§ REQUIREMENT:
Your task is to filter the data below down to the lines holding "JSON".

§ MATERIAL PROVIDED:
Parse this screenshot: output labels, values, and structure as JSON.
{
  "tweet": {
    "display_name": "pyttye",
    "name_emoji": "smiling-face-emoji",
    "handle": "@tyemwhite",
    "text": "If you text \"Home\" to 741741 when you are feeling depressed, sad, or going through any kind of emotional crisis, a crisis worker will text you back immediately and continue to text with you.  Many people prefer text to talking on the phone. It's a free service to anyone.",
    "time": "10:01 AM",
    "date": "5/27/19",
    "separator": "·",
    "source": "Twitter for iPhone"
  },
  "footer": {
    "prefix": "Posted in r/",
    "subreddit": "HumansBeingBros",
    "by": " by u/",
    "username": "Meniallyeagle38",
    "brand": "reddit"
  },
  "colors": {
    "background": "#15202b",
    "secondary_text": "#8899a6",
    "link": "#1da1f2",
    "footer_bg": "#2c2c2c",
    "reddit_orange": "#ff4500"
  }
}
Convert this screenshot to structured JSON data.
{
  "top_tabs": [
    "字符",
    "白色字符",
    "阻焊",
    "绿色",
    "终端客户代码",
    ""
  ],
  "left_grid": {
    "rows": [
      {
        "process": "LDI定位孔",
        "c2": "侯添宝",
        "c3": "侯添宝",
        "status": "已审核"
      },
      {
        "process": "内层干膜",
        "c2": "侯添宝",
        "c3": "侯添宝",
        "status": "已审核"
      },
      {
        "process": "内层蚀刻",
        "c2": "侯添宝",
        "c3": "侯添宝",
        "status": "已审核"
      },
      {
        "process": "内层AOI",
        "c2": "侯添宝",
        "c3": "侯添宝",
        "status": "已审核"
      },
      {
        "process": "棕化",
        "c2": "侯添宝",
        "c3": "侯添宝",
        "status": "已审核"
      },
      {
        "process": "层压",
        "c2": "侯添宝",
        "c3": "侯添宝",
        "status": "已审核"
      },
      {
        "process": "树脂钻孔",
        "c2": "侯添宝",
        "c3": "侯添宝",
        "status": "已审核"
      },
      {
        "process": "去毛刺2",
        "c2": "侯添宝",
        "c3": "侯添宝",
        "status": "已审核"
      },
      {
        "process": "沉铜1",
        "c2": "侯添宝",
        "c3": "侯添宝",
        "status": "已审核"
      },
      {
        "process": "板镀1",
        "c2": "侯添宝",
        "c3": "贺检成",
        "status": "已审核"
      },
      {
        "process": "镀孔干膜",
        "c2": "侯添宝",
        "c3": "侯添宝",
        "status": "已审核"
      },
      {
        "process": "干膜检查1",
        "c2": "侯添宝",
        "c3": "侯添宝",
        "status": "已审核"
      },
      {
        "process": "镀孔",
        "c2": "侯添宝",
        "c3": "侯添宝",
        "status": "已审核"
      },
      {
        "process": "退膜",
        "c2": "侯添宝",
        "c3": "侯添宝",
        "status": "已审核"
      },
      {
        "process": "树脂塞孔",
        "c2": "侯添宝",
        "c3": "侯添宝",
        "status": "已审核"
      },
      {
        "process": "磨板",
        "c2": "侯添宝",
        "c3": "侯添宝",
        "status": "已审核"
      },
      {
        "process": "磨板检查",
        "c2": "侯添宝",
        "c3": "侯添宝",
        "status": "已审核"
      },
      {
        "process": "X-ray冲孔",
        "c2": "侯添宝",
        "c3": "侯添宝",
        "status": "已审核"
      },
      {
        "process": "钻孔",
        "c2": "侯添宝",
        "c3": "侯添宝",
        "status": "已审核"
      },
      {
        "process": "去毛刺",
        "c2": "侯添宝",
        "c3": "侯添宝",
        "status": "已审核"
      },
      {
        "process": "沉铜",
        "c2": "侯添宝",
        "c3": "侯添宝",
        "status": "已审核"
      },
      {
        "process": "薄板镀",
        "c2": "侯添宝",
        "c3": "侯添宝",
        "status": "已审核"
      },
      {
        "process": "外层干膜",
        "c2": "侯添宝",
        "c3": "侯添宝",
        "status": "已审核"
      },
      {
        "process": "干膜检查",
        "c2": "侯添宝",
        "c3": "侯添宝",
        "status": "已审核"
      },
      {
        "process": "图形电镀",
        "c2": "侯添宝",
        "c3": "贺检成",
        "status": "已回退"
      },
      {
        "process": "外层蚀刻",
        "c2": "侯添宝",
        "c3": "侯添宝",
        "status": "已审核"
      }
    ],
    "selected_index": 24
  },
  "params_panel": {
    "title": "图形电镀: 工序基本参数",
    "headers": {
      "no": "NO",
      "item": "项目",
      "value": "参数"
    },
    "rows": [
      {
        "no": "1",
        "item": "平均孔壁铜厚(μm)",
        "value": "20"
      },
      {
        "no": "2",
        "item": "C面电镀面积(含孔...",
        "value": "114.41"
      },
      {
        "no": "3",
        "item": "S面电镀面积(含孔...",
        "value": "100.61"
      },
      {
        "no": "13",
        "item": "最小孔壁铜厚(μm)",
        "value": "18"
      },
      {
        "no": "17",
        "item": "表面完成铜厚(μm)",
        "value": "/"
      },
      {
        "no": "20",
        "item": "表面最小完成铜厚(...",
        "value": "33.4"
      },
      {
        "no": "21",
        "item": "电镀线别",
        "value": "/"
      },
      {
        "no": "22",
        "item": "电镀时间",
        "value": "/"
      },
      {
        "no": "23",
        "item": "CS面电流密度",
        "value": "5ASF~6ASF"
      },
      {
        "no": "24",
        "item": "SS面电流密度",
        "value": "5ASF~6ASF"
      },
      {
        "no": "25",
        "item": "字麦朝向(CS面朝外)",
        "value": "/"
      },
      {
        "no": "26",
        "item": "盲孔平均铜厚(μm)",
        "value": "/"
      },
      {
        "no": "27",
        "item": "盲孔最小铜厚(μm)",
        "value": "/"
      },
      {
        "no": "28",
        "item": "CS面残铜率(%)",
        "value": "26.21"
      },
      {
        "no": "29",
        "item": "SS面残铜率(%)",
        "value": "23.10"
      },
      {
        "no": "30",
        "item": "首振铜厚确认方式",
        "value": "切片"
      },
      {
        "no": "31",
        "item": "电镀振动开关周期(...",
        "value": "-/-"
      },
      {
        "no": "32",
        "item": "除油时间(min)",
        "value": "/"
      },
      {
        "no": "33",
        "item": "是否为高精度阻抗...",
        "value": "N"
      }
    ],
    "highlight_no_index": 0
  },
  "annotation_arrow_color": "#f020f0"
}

§ CORRECT OUTPUT:
Parse this screenshot: output labels, values, and structure as JSON.
Convert this screenshot to structured JSON data.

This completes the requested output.